[Dataset items]
[BEGIN]
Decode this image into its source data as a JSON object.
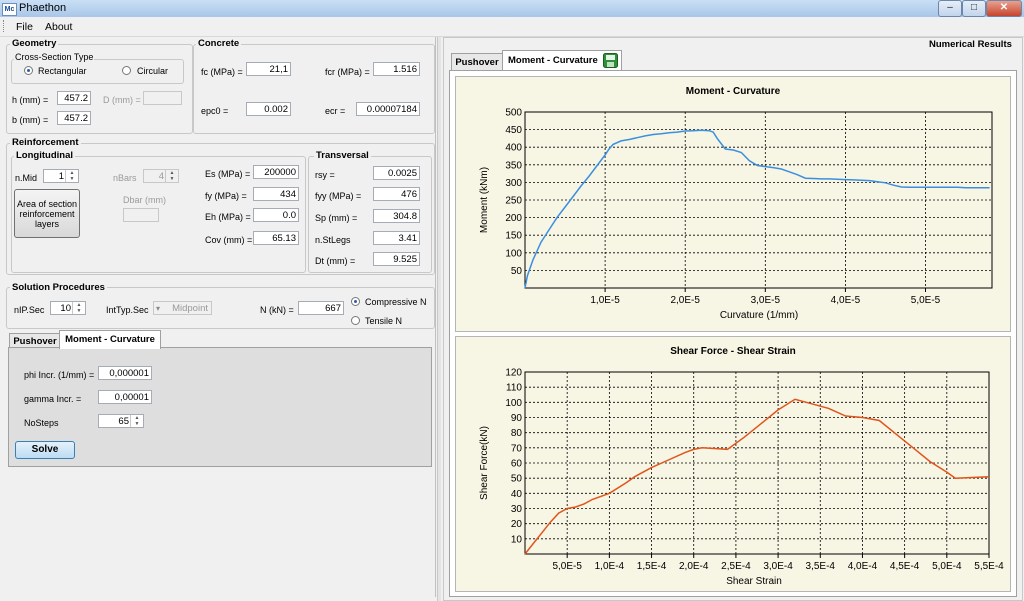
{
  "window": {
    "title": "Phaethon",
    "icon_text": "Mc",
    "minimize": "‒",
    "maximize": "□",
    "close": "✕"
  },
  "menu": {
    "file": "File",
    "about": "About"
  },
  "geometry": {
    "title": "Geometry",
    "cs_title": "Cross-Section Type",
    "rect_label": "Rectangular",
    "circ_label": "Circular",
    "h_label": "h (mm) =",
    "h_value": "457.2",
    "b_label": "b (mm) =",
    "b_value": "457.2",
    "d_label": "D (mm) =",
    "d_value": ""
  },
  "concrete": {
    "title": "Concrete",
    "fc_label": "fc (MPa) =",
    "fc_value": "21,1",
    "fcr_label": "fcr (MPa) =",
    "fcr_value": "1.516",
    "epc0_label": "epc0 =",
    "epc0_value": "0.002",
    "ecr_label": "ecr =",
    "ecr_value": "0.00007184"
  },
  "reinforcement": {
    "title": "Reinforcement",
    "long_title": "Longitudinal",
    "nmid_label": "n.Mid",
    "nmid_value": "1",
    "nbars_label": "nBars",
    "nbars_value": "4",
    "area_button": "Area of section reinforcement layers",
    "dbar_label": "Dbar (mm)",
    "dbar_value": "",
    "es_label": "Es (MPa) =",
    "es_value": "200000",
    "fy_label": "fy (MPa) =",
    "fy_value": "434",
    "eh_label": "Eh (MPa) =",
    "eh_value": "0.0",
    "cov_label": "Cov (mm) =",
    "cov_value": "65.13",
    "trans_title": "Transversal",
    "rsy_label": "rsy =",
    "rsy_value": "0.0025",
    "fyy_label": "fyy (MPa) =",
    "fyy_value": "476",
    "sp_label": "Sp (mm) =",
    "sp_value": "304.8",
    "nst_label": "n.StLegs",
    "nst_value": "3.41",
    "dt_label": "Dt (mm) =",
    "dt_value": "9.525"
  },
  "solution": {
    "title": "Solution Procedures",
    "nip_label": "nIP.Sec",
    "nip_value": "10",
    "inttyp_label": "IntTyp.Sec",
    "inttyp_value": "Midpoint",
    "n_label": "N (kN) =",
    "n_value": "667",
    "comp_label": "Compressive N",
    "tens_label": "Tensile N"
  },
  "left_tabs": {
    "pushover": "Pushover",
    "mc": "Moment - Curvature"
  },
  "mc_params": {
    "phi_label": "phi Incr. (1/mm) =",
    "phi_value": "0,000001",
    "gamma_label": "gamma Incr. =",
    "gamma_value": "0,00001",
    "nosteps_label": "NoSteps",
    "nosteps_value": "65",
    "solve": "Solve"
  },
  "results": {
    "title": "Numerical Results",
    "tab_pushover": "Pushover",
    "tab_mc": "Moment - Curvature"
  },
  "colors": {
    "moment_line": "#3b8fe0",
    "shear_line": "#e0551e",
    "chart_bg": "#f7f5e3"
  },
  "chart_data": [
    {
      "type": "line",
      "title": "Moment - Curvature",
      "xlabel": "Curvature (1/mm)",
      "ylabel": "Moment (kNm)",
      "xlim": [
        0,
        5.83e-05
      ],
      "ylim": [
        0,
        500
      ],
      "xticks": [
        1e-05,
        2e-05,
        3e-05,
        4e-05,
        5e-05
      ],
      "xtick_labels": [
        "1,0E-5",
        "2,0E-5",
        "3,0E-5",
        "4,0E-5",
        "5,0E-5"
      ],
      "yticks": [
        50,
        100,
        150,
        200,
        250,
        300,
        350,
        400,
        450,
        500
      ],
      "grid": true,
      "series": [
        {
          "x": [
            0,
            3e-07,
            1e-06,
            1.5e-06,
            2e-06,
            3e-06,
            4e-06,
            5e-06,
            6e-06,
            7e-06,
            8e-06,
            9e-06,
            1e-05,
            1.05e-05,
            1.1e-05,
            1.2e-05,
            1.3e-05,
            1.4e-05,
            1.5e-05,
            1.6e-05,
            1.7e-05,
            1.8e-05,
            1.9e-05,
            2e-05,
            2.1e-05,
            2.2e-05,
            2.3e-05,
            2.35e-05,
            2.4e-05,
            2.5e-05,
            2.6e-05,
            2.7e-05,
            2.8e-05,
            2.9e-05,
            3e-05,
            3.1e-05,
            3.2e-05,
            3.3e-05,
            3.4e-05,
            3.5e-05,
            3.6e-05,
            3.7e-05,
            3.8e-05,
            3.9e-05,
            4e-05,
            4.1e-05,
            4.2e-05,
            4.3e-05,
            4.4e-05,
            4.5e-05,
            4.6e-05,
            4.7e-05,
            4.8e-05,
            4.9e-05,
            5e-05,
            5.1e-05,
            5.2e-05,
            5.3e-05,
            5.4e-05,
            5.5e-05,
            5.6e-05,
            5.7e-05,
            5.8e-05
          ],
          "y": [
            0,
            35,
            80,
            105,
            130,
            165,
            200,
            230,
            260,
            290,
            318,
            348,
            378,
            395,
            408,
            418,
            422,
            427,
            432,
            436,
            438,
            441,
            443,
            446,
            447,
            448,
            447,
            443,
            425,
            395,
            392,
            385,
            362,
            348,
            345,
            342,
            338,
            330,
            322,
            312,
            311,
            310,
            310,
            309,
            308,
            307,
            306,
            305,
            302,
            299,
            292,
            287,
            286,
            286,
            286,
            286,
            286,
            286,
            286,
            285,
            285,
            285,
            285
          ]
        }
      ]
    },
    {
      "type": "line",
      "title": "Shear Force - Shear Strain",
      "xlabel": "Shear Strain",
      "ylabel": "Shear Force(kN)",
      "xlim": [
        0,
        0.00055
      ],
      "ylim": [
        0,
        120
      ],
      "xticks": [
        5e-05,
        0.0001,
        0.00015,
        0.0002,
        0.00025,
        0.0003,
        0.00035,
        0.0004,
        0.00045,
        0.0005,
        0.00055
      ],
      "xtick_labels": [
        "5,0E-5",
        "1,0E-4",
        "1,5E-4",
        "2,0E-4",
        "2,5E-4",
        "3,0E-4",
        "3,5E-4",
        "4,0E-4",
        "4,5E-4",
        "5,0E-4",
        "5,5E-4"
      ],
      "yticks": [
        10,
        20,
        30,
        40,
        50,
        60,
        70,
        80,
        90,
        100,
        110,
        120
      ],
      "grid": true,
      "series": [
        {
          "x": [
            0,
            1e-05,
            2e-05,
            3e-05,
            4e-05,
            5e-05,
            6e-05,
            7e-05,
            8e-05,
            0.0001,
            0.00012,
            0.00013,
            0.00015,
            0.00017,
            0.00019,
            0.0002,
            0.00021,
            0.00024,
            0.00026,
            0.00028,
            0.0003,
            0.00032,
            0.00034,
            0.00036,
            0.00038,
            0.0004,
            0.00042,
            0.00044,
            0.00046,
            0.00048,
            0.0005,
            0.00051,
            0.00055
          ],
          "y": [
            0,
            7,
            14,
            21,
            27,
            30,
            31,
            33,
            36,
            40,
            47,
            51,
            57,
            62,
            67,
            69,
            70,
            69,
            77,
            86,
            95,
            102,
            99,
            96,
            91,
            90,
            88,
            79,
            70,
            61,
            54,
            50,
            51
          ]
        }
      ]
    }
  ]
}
[END]
[BEGIN]
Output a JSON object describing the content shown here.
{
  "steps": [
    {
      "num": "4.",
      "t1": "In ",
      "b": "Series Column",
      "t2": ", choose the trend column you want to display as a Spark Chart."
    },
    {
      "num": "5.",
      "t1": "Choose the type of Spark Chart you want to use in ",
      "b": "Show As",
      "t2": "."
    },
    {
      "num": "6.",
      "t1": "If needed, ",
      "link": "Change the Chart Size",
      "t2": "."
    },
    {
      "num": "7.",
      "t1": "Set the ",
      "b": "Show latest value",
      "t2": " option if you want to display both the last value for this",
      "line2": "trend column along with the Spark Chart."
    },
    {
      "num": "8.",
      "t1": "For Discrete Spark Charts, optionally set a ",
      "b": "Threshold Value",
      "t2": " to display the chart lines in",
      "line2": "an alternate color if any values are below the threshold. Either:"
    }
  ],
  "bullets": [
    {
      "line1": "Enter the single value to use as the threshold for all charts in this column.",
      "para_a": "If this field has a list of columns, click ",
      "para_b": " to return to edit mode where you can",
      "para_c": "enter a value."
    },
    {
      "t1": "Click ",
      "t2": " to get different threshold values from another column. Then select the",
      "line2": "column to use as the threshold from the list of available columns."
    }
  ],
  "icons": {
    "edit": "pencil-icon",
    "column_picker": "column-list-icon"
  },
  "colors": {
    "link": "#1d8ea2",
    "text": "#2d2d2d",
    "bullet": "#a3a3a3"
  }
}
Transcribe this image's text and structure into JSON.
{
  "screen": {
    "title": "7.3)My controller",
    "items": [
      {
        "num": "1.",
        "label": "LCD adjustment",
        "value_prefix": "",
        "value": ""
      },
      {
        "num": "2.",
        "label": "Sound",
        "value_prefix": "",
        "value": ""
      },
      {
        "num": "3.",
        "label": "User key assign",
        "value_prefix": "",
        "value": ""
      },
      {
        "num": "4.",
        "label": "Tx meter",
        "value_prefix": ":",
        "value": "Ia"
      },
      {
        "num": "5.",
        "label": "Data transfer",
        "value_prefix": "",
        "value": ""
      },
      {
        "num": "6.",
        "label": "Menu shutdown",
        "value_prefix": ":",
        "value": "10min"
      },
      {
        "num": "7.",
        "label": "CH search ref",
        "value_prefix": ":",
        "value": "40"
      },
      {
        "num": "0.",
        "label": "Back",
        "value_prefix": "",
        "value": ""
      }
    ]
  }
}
[END]
[BEGIN]
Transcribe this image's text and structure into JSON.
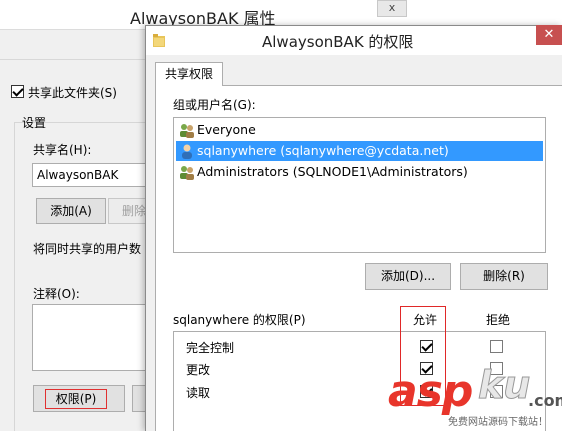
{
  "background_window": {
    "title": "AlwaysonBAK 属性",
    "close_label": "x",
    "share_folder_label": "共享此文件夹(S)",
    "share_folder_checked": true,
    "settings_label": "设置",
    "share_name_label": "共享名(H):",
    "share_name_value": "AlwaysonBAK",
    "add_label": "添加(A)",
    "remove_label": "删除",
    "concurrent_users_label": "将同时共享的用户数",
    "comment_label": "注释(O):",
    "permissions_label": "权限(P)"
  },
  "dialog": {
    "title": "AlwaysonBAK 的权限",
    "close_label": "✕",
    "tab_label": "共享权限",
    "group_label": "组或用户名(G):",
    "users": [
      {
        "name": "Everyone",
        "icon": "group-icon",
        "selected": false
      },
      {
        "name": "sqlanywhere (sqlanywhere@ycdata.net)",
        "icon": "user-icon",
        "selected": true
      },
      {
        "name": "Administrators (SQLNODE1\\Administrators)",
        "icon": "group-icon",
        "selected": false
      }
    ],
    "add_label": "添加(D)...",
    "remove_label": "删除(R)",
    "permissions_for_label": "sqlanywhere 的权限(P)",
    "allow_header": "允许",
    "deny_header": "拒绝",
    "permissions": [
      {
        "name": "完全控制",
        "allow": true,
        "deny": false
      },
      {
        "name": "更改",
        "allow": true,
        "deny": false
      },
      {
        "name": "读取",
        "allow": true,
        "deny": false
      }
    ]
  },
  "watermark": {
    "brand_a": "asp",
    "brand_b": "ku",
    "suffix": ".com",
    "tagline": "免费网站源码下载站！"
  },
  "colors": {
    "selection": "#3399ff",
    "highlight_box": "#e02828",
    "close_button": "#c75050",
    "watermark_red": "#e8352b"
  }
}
[END]
Given problem: Pick out lines containing the word "from", each one as written.

Task solution:
      "t2": " to get different threshold values from another column. Then select the",
      "line2": "column to use as the threshold from the list of available columns."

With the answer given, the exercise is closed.